#### [Task prompt]
Gather every line in the records below that contains the word "Marta".

Dataset records of document pages:

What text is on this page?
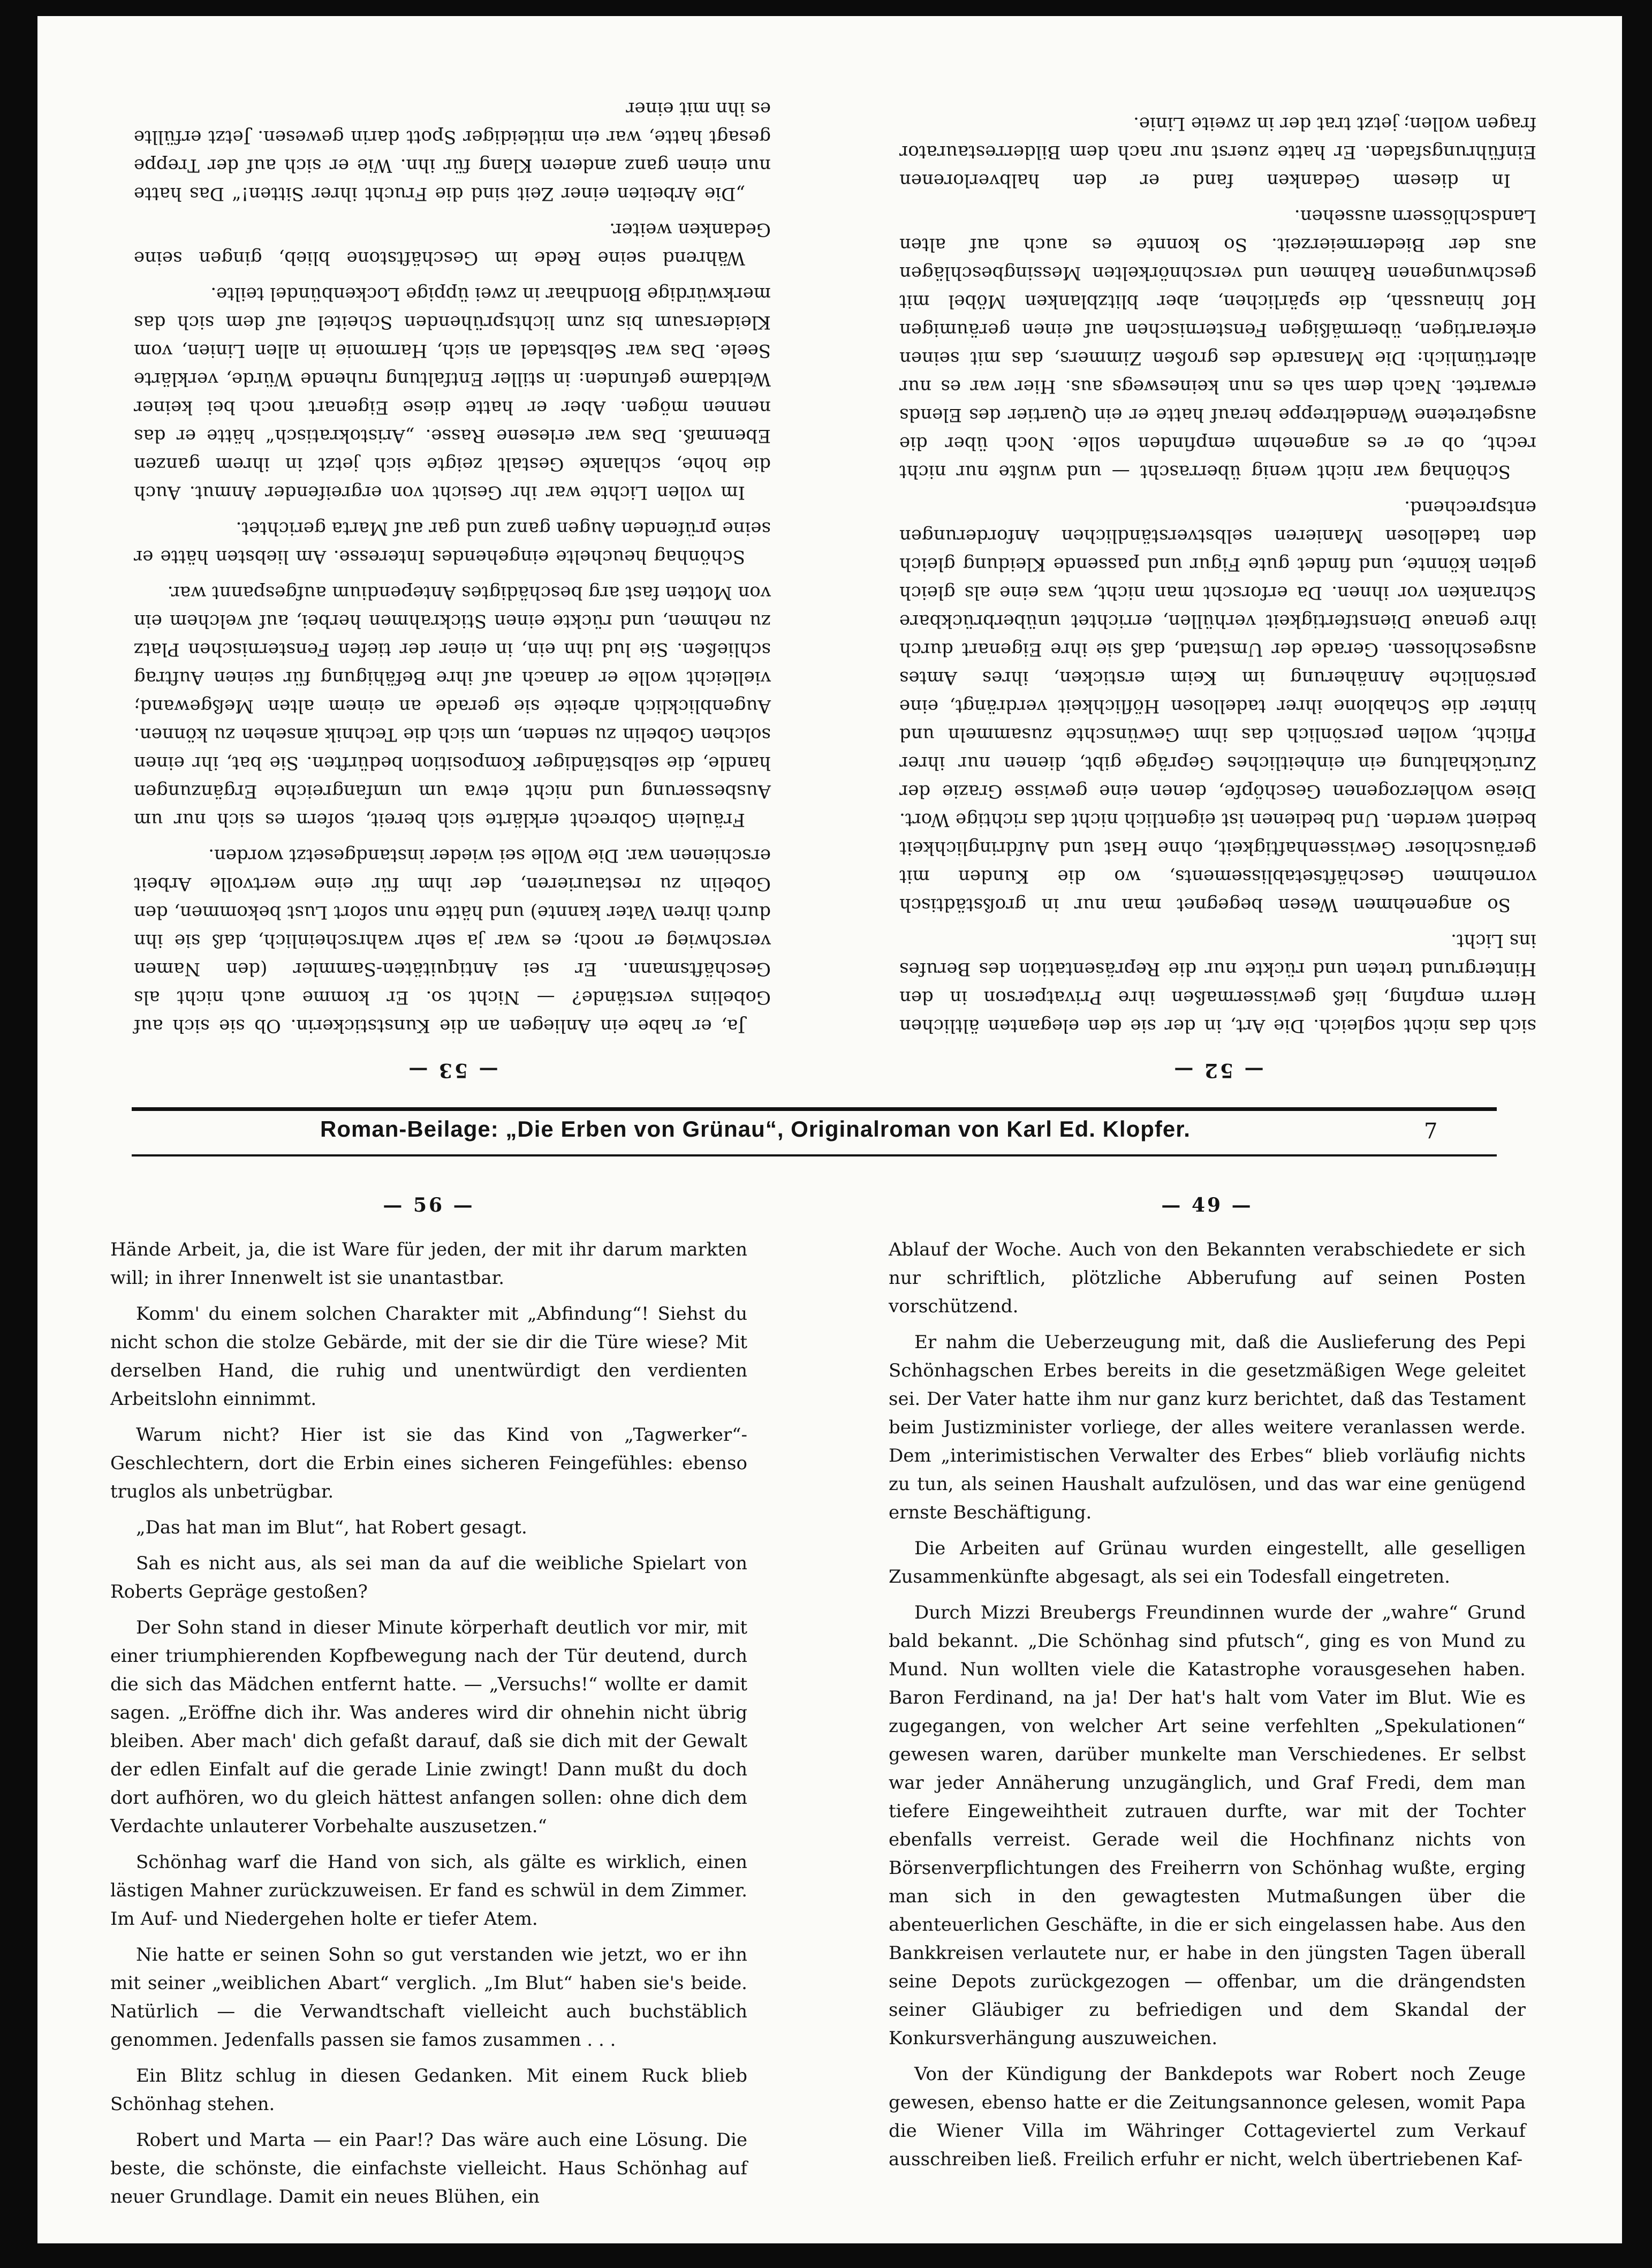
— 52 —

sich das nicht sogleich. Die Art, in der sie den eleganten ältlichen Herrn empfing, ließ gewissermaßen ihre Privatperson in den Hintergrund treten und rückte nur die Repräsentation des Berufes ins Licht.

So angenehmen Wesen begegnet man nur in großstädtisch vornehmen Geschäftsetablissements, wo die Kunden mit geräuschloser Gewissenhaftigkeit, ohne Hast und Aufdringlichkeit bedient werden. Und bedienen ist eigentlich nicht das richtige Wort. Diese wohlerzogenen Geschöpfe, denen eine gewisse Grazie der Zurückhaltung ein einheitliches Gepräge gibt, dienen nur ihrer Pflicht, wollen persönlich das ihm Gewünschte zusammeln und hinter die Schablone ihrer tadellosen Höflichkeit verdrängt, eine persönliche Annäherung im Keim ersticken, ihres Amtes ausgeschlossen. Gerade der Umstand, daß sie ihre Eigenart durch ihre genaue Dienstfertigkeit verhüllen, errichtet unüberbrückbare Schranken vor ihnen. Da erforscht man nicht, was eine als gleich gelten könnte, und findet gute Figur und passende Kleidung gleich den tadellosen Manieren selbstverständlichen Anforderungen entsprechend.

Schönhag war nicht wenig überrascht — und wußte nur nicht recht, ob er es angenehm empfinden solle. Noch über die ausgetretene Wendeltreppe herauf hatte er ein Quartier des Elends erwartet. Nach dem sah es nun keineswegs aus. Hier war es nur altertümlich: Die Mansarde des großen Zimmers, das mit seinen erkerartigen, übermäßigen Fensternischen auf einen geräumigen Hof hinaussah, die spärlichen, aber blitzblanken Möbel mit geschwungenen Rahmen und verschnörkelten Messingbeschlägen aus der Biedermeierzeit. So konnte es auch auf alten Landschlössern aussehen.

In diesem Gedanken fand er den halbverlorenen Einführungsfaden. Er hatte zuerst nur nach dem Bilderrestaurator fragen wollen; jetzt trat der in zweite Linie.

— 53 —

Ja, er habe ein Anliegen an die Kunststickerin. Ob sie sich auf Gobelins verstände? — Nicht so. Er komme auch nicht als Geschäftsmann. Er sei Antiquitäten-Sammler (den Namen verschwieg er noch; es war ja sehr wahrscheinlich, daß sie ihn durch ihren Vater kannte) und hätte nun sofort Lust bekommen, den Gobelin zu restaurieren, der ihm für eine wertvolle Arbeit erschienen war. Die Wolle sei wieder instandgesetzt worden.

Fräulein Gobrecht erklärte sich bereit, sofern es sich nur um Ausbesserung und nicht etwa um umfangreiche Ergänzungen handle, die selbständiger Komposition bedürften. Sie bat, ihr einen solchen Gobelin zu senden, um sich die Technik ansehen zu können. Augenblicklich arbeite sie gerade an einem alten Meßgewand; vielleicht wolle er danach auf ihre Befähigung für seinen Auftrag schließen. Sie lud ihn ein, in einer der tiefen Fensternischen Platz zu nehmen, und rückte einen Stickrahmen herbei, auf welchem ein von Motten fast arg beschädigtes Antependium aufgespannt war.

Schönhag heuchelte eingehendes Interesse. Am liebsten hätte er seine prüfenden Augen ganz und gar auf Marta gerichtet.

Im vollen Lichte war ihr Gesicht von ergreifender Anmut. Auch die hohe, schlanke Gestalt zeigte sich jetzt in ihrem ganzen Ebenmaß. Das war erlesene Rasse. „Aristokratisch“ hätte er das nennen mögen. Aber er hatte diese Eigenart noch bei keiner Weltdame gefunden: in stiller Entfaltung ruhende Würde, verklärte Seele. Das war Selbstadel an sich, Harmonie in allen Linien, vom Kleidersaum bis zum lichtsprühenden Scheitel auf dem sich das merkwürdige Blondhaar in zwei üppige Lockenbündel teilte.

Während seine Rede im Geschäftstone blieb, gingen seine Gedanken weiter.

„Die Arbeiten einer Zeit sind die Frucht ihrer Sitten!“ Das hatte nun einen ganz anderen Klang für ihn. Wie er sich auf der Treppe gesagt hatte, war ein mitleidiger Spott darin gewesen. Jetzt erfüllte es ihn mit einer

Roman-Beilage: „Die Erben von Grünau“, Originalroman von Karl Ed. Klopfer.	7
— 56 —

Hände Arbeit, ja, die ist Ware für jeden, der mit ihr darum markten will; in ihrer Innenwelt ist sie unantastbar.

Komm' du einem solchen Charakter mit „Abfindung“! Siehst du nicht schon die stolze Gebärde, mit der sie dir die Türe wiese? Mit derselben Hand, die ruhig und unentwürdigt den verdienten Arbeitslohn einnimmt.

Warum nicht? Hier ist sie das Kind von „Tagwerker“-Geschlechtern, dort die Erbin eines sicheren Feingefühles: ebenso truglos als unbetrügbar.

„Das hat man im Blut“, hat Robert gesagt.

Sah es nicht aus, als sei man da auf die weibliche Spielart von Roberts Gepräge gestoßen?

Der Sohn stand in dieser Minute körperhaft deutlich vor mir, mit einer triumphierenden Kopfbewegung nach der Tür deutend, durch die sich das Mädchen entfernt hatte. — „Versuchs!“ wollte er damit sagen. „Eröffne dich ihr. Was anderes wird dir ohnehin nicht übrig bleiben. Aber mach' dich gefaßt darauf, daß sie dich mit der Gewalt der edlen Einfalt auf die gerade Linie zwingt! Dann mußt du doch dort aufhören, wo du gleich hättest anfangen sollen: ohne dich dem Verdachte unlauterer Vorbehalte auszusetzen.“

Schönhag warf die Hand von sich, als gälte es wirklich, einen lästigen Mahner zurückzuweisen. Er fand es schwül in dem Zimmer. Im Auf- und Niedergehen holte er tiefer Atem.

Nie hatte er seinen Sohn so gut verstanden wie jetzt, wo er ihn mit seiner „weiblichen Abart“ verglich. „Im Blut“ haben sie's beide. Natürlich — die Verwandtschaft vielleicht auch buchstäblich genommen. Jedenfalls passen sie famos zusammen . . .

Ein Blitz schlug in diesen Gedanken. Mit einem Ruck blieb Schönhag stehen.

Robert und Marta — ein Paar!? Das wäre auch eine Lösung. Die beste, die schönste, die einfachste vielleicht. Haus Schönhag auf neuer Grundlage. Damit ein neues Blühen, ein

— 49 —

Ablauf der Woche. Auch von den Bekannten verabschiedete er sich nur schriftlich, plötzliche Abberufung auf seinen Posten vorschützend.

Er nahm die Ueberzeugung mit, daß die Auslieferung des Pepi Schönhagschen Erbes bereits in die gesetzmäßigen Wege geleitet sei. Der Vater hatte ihm nur ganz kurz berichtet, daß das Testament beim Justizminister vorliege, der alles weitere veranlassen werde. Dem „interimistischen Verwalter des Erbes“ blieb vorläufig nichts zu tun, als seinen Haushalt aufzulösen, und das war eine genügend ernste Beschäftigung.

Die Arbeiten auf Grünau wurden eingestellt, alle geselligen Zusammenkünfte abgesagt, als sei ein Todesfall eingetreten.

Durch Mizzi Breubergs Freundinnen wurde der „wahre“ Grund bald bekannt. „Die Schönhag sind pfutsch“, ging es von Mund zu Mund. Nun wollten viele die Katastrophe vorausgesehen haben. Baron Ferdinand, na ja! Der hat's halt vom Vater im Blut. Wie es zugegangen, von welcher Art seine verfehlten „Spekulationen“ gewesen waren, darüber munkelte man Verschiedenes. Er selbst war jeder Annäherung unzugänglich, und Graf Fredi, dem man tiefere Eingeweihtheit zutrauen durfte, war mit der Tochter ebenfalls verreist. Gerade weil die Hochfinanz nichts von Börsenverpflichtungen des Freiherrn von Schönhag wußte, erging man sich in den gewagtesten Mutmaßungen über die abenteuerlichen Geschäfte, in die er sich eingelassen habe. Aus den Bankkreisen verlautete nur, er habe in den jüngsten Tagen überall seine Depots zurückgezogen — offenbar, um die drängendsten seiner Gläubiger zu befriedigen und dem Skandal der Konkursverhängung auszuweichen.

Von der Kündigung der Bankdepots war Robert noch Zeuge gewesen, ebenso hatte er die Zeitungsannonce gelesen, womit Papa die Wiener Villa im Währinger Cottageviertel zum Verkauf ausschreiben ließ. Freilich erfuhr er nicht, welch übertriebenen Kaf-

#### [Exercise solution]
Schönhag heuchelte eingehendes Interesse. Am liebsten hätte er seine prüfenden Augen ganz und gar auf Marta gerichtet.
Robert und Marta — ein Paar!? Das wäre auch eine Lösung. Die beste, die schönste, die einfachste vielleicht. Haus Schönhag auf neuer Grundlage. Damit ein neues Blühen, ein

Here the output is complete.